RECORDS SUPPLIED:
>> start

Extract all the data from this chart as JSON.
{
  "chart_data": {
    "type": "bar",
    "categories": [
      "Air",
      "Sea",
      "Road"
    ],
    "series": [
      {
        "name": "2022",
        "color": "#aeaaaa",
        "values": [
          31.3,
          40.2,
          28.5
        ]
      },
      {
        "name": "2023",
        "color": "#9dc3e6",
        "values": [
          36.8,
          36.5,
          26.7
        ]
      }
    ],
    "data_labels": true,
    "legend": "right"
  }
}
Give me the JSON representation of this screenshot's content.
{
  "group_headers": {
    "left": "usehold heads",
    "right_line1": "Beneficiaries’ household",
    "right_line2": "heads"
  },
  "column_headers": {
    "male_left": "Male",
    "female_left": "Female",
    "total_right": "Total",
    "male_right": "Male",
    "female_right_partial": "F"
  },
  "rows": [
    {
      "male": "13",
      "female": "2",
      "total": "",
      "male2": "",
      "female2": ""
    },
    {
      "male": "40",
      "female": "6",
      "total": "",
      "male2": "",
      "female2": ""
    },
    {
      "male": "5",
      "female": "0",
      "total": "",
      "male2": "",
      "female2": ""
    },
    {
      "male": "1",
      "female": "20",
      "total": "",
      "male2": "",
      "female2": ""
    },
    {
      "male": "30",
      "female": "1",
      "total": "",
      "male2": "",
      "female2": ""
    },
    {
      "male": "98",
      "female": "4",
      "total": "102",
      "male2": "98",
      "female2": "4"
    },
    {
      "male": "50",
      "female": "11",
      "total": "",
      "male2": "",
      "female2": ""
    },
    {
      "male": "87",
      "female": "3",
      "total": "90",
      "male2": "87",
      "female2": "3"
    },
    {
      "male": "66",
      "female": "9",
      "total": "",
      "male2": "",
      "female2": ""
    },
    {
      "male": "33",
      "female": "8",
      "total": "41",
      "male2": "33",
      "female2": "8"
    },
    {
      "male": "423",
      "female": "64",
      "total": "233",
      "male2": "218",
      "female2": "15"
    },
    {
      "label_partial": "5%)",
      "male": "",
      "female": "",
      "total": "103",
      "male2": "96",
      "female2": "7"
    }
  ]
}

>> end

GIVEN REQUEST:
Restate the whole listing exactly.

SOLUTION TO THE PROBLEM:
Extract all the data from this chart as JSON.
{
  "chart_data": {
    "type": "bar",
    "categories": [
      "Air",
      "Sea",
      "Road"
    ],
    "series": [
      {
        "name": "2022",
        "color": "#aeaaaa",
        "values": [
          31.3,
          40.2,
          28.5
        ]
      },
      {
        "name": "2023",
        "color": "#9dc3e6",
        "values": [
          36.8,
          36.5,
          26.7
        ]
      }
    ],
    "data_labels": true,
    "legend": "right"
  }
}
Give me the JSON representation of this screenshot's content.
{
  "group_headers": {
    "left": "usehold heads",
    "right_line1": "Beneficiaries’ household",
    "right_line2": "heads"
  },
  "column_headers": {
    "male_left": "Male",
    "female_left": "Female",
    "total_right": "Total",
    "male_right": "Male",
    "female_right_partial": "F"
  },
  "rows": [
    {
      "male": "13",
      "female": "2",
      "total": "",
      "male2": "",
      "female2": ""
    },
    {
      "male": "40",
      "female": "6",
      "total": "",
      "male2": "",
      "female2": ""
    },
    {
      "male": "5",
      "female": "0",
      "total": "",
      "male2": "",
      "female2": ""
    },
    {
      "male": "1",
      "female": "20",
      "total": "",
      "male2": "",
      "female2": ""
    },
    {
      "male": "30",
      "female": "1",
      "total": "",
      "male2": "",
      "female2": ""
    },
    {
      "male": "98",
      "female": "4",
      "total": "102",
      "male2": "98",
      "female2": "4"
    },
    {
      "male": "50",
      "female": "11",
      "total": "",
      "male2": "",
      "female2": ""
    },
    {
      "male": "87",
      "female": "3",
      "total": "90",
      "male2": "87",
      "female2": "3"
    },
    {
      "male": "66",
      "female": "9",
      "total": "",
      "male2": "",
      "female2": ""
    },
    {
      "male": "33",
      "female": "8",
      "total": "41",
      "male2": "33",
      "female2": "8"
    },
    {
      "male": "423",
      "female": "64",
      "total": "233",
      "male2": "218",
      "female2": "15"
    },
    {
      "label_partial": "5%)",
      "male": "",
      "female": "",
      "total": "103",
      "male2": "96",
      "female2": "7"
    }
  ]
}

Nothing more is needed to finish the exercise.